(Dataset entries)

+ + + +

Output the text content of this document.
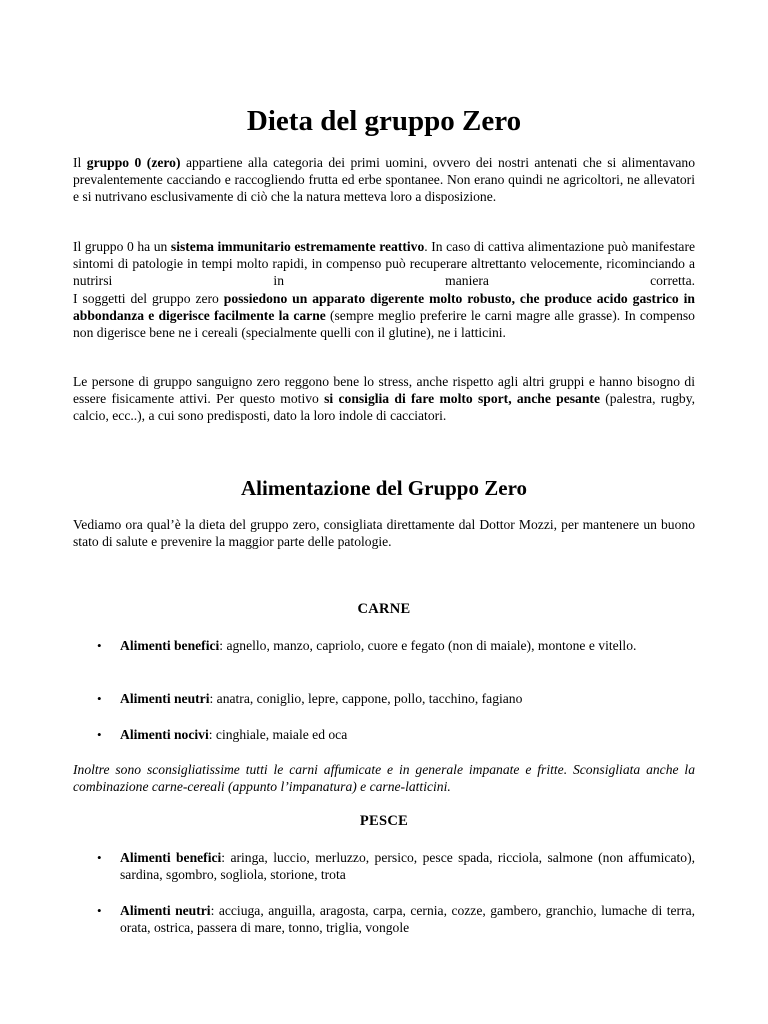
Dieta del gruppo Zero

Il gruppo 0 (zero) appartiene alla categoria dei primi uomini, ovvero dei nostri antenati che si alimentavano prevalentemente cacciando e raccogliendo frutta ed erbe spontanee. Non erano quindi ne agricoltori, ne allevatori e si nutrivano esclusivamente di ciò che la natura metteva loro a disposizione.

Il gruppo 0 ha un sistema immunitario estremamente reattivo. In caso di cattiva alimentazione può manifestare sintomi di patologie in tempi molto rapidi, in compenso può recuperare altrettanto velocemente, ricominciando a nutrirsi in maniera corretta.

I soggetti del gruppo zero possiedono un apparato digerente molto robusto, che produce acido gastrico in abbondanza e digerisce facilmente la carne (sempre meglio preferire le carni magre alle grasse). In compenso non digerisce bene ne i cereali (specialmente quelli con il glutine), ne i latticini.

Le persone di gruppo sanguigno zero reggono bene lo stress, anche rispetto agli altri gruppi e hanno bisogno di essere fisicamente attivi. Per questo motivo si consiglia di fare molto sport, anche pesante (palestra, rugby, calcio, ecc..), a cui sono predisposti, dato la loro indole di cacciatori.

Alimentazione del Gruppo Zero

Vediamo ora qual’è la dieta del gruppo zero, consigliata direttamente dal Dottor Mozzi, per mantenere un buono stato di salute e prevenire la maggior parte delle patologie.

CARNE
• Alimenti benefici: agnello, manzo, capriolo, cuore e fegato (non di maiale), montone e vitello.
• Alimenti neutri: anatra, coniglio, lepre, cappone, pollo, tacchino, fagiano
• Alimenti nocivi: cinghiale, maiale ed oca

Inoltre sono sconsigliatissime tutti le carni affumicate e in generale impanate e fritte. Sconsigliata anche la combinazione carne-cereali (appunto l’impanatura) e carne-latticini.

PESCE
• Alimenti benefici: aringa, luccio, merluzzo, persico, pesce spada, ricciola, salmone (non affumicato), sardina, sgombro, sogliola, storione, trota
• Alimenti neutri: acciuga, anguilla, aragosta, carpa, cernia, cozze, gambero, granchio, lumache di terra, orata, ostrica, passera di mare, tonno, triglia, vongole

+ + + +

TASK INSTRUCTIONS: Quote the data exactly, leaving every image out of the copy.

EXERCISE RESPONSE:
Output the text content of this document.
Dieta del gruppo Zero

Il gruppo 0 (zero) appartiene alla categoria dei primi uomini, ovvero dei nostri antenati che si alimentavano prevalentemente cacciando e raccogliendo frutta ed erbe spontanee. Non erano quindi ne agricoltori, ne allevatori e si nutrivano esclusivamente di ciò che la natura metteva loro a disposizione.

Il gruppo 0 ha un sistema immunitario estremamente reattivo. In caso di cattiva alimentazione può manifestare sintomi di patologie in tempi molto rapidi, in compenso può recuperare altrettanto velocemente, ricominciando a nutrirsi in maniera corretta.

I soggetti del gruppo zero possiedono un apparato digerente molto robusto, che produce acido gastrico in abbondanza e digerisce facilmente la carne (sempre meglio preferire le carni magre alle grasse). In compenso non digerisce bene ne i cereali (specialmente quelli con il glutine), ne i latticini.

Le persone di gruppo sanguigno zero reggono bene lo stress, anche rispetto agli altri gruppi e hanno bisogno di essere fisicamente attivi. Per questo motivo si consiglia di fare molto sport, anche pesante (palestra, rugby, calcio, ecc..), a cui sono predisposti, dato la loro indole di cacciatori.

Alimentazione del Gruppo Zero

Vediamo ora qual’è la dieta del gruppo zero, consigliata direttamente dal Dottor Mozzi, per mantenere un buono stato di salute e prevenire la maggior parte delle patologie.

CARNE
• Alimenti benefici: agnello, manzo, capriolo, cuore e fegato (non di maiale), montone e vitello.
• Alimenti neutri: anatra, coniglio, lepre, cappone, pollo, tacchino, fagiano
• Alimenti nocivi: cinghiale, maiale ed oca

Inoltre sono sconsigliatissime tutti le carni affumicate e in generale impanate e fritte. Sconsigliata anche la combinazione carne-cereali (appunto l’impanatura) e carne-latticini.

PESCE
• Alimenti benefici: aringa, luccio, merluzzo, persico, pesce spada, ricciola, salmone (non affumicato), sardina, sgombro, sogliola, storione, trota
• Alimenti neutri: acciuga, anguilla, aragosta, carpa, cernia, cozze, gambero, granchio, lumache di terra, orata, ostrica, passera di mare, tonno, triglia, vongole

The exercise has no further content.